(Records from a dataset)
======

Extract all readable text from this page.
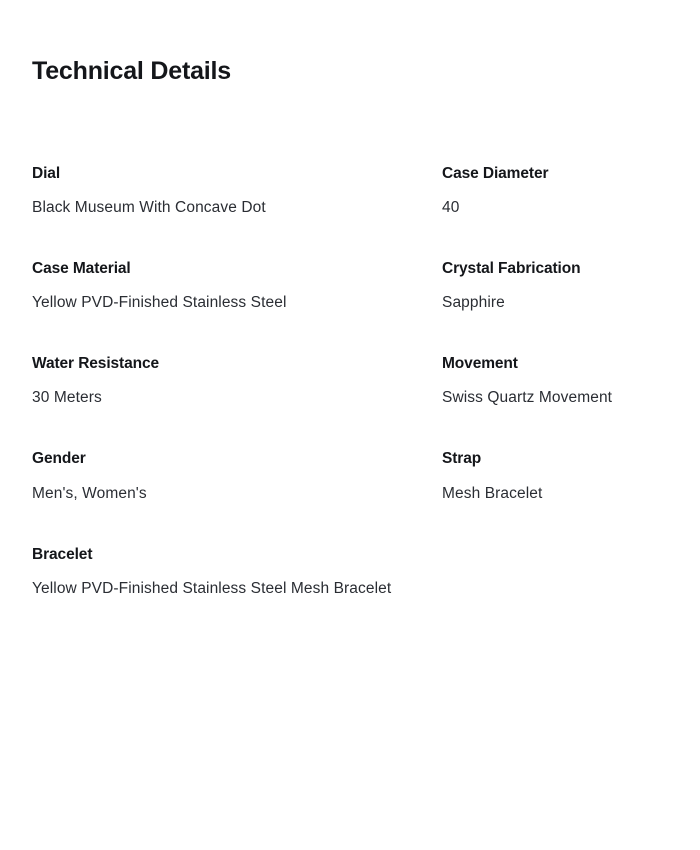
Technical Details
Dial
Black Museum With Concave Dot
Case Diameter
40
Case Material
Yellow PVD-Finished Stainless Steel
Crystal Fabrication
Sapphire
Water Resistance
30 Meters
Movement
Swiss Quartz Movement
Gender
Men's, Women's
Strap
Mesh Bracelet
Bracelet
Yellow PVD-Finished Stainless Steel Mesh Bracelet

======

GIVEN TASK – Return the whole listing, word for word, and leave out every picture.

REPLY –
Extract all readable text from this page.
Technical Details
Dial
Black Museum With Concave Dot
Case Diameter
40
Case Material
Yellow PVD-Finished Stainless Steel
Crystal Fabrication
Sapphire
Water Resistance
30 Meters
Movement
Swiss Quartz Movement
Gender
Men's, Women's
Strap
Mesh Bracelet
Bracelet
Yellow PVD-Finished Stainless Steel Mesh Bracelet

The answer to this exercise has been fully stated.